-------- LISTED ENTRIES
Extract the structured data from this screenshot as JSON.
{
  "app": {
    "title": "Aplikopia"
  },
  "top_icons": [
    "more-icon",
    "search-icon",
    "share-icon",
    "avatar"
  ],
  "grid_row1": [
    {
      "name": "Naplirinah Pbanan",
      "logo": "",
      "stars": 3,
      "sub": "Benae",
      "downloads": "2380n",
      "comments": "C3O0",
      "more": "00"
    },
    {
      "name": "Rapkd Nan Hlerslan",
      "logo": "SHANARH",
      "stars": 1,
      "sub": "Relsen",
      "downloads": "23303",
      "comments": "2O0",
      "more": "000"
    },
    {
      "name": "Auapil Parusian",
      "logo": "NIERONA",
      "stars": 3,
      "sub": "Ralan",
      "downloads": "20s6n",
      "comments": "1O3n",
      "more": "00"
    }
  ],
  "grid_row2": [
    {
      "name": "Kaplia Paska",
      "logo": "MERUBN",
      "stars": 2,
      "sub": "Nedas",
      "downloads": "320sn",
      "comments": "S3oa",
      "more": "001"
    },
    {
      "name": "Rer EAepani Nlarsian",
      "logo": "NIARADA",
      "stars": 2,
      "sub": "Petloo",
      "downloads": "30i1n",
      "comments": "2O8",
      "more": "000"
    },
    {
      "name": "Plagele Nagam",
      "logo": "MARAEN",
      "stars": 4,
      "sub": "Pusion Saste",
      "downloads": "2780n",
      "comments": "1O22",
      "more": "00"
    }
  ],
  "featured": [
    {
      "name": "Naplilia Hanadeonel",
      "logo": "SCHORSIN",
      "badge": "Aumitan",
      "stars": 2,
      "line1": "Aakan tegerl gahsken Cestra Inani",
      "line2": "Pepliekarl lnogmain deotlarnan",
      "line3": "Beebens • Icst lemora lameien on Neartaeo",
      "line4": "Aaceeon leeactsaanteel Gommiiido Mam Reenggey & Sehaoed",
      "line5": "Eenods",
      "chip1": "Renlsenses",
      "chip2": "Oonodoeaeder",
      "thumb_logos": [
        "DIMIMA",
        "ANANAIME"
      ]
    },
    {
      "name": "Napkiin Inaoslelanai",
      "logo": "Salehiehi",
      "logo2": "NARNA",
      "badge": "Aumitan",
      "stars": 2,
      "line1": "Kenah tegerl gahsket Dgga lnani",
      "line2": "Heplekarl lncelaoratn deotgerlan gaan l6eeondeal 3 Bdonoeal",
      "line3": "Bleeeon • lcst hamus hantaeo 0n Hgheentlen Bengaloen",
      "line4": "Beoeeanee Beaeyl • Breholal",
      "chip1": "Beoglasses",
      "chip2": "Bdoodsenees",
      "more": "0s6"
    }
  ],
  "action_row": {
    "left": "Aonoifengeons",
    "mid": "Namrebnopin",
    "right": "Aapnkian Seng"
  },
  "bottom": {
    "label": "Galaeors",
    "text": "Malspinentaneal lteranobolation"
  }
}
----------------
TO DO
Search the records for the word "tegerl". Copy every line that has it.

ANSWER FOR THIS EXERCISE
      "line1": "Aakan tegerl gahsken Cestra Inani",
      "line1": "Kenah tegerl gahsket Dgga lnani",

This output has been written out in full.